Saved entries
▬▬▬▬▬▬
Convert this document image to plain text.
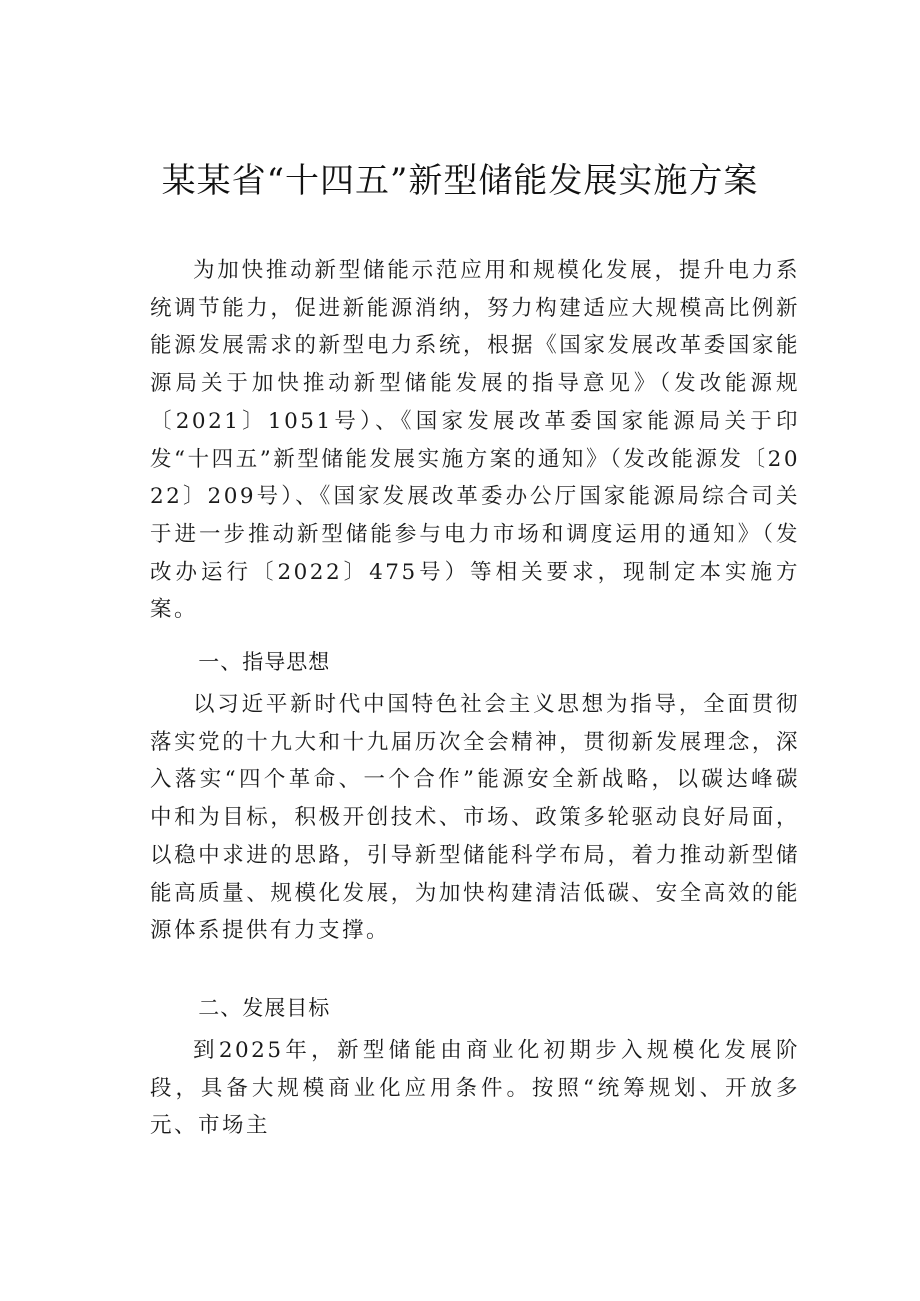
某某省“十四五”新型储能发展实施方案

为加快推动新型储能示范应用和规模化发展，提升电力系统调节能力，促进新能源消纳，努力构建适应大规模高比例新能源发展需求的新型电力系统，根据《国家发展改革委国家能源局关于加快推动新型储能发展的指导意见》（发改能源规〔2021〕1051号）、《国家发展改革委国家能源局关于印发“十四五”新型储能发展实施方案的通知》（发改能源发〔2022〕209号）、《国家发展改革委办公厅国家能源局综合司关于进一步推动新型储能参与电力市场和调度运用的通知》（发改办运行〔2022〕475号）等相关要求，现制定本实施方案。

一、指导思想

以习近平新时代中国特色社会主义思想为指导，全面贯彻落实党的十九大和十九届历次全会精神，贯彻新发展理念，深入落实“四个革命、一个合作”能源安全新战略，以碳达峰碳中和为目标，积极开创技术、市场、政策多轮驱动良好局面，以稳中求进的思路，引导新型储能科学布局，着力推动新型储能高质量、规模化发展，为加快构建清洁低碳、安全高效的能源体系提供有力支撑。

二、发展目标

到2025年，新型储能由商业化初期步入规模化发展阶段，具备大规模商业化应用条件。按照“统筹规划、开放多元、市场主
▬▬▬▬▬▬
▸ **Task details**:
Every record must be copied exactly, with the pictures left out.

▸ **Output of the exercise**:
Convert this document image to plain text.
某某省“十四五”新型储能发展实施方案

为加快推动新型储能示范应用和规模化发展，提升电力系统调节能力，促进新能源消纳，努力构建适应大规模高比例新能源发展需求的新型电力系统，根据《国家发展改革委国家能源局关于加快推动新型储能发展的指导意见》（发改能源规〔2021〕1051号）、《国家发展改革委国家能源局关于印发“十四五”新型储能发展实施方案的通知》（发改能源发〔2022〕209号）、《国家发展改革委办公厅国家能源局综合司关于进一步推动新型储能参与电力市场和调度运用的通知》（发改办运行〔2022〕475号）等相关要求，现制定本实施方案。

一、指导思想

以习近平新时代中国特色社会主义思想为指导，全面贯彻落实党的十九大和十九届历次全会精神，贯彻新发展理念，深入落实“四个革命、一个合作”能源安全新战略，以碳达峰碳中和为目标，积极开创技术、市场、政策多轮驱动良好局面，以稳中求进的思路，引导新型储能科学布局，着力推动新型储能高质量、规模化发展，为加快构建清洁低碳、安全高效的能源体系提供有力支撑。

二、发展目标

到2025年，新型储能由商业化初期步入规模化发展阶段，具备大规模商业化应用条件。按照“统筹规划、开放多元、市场主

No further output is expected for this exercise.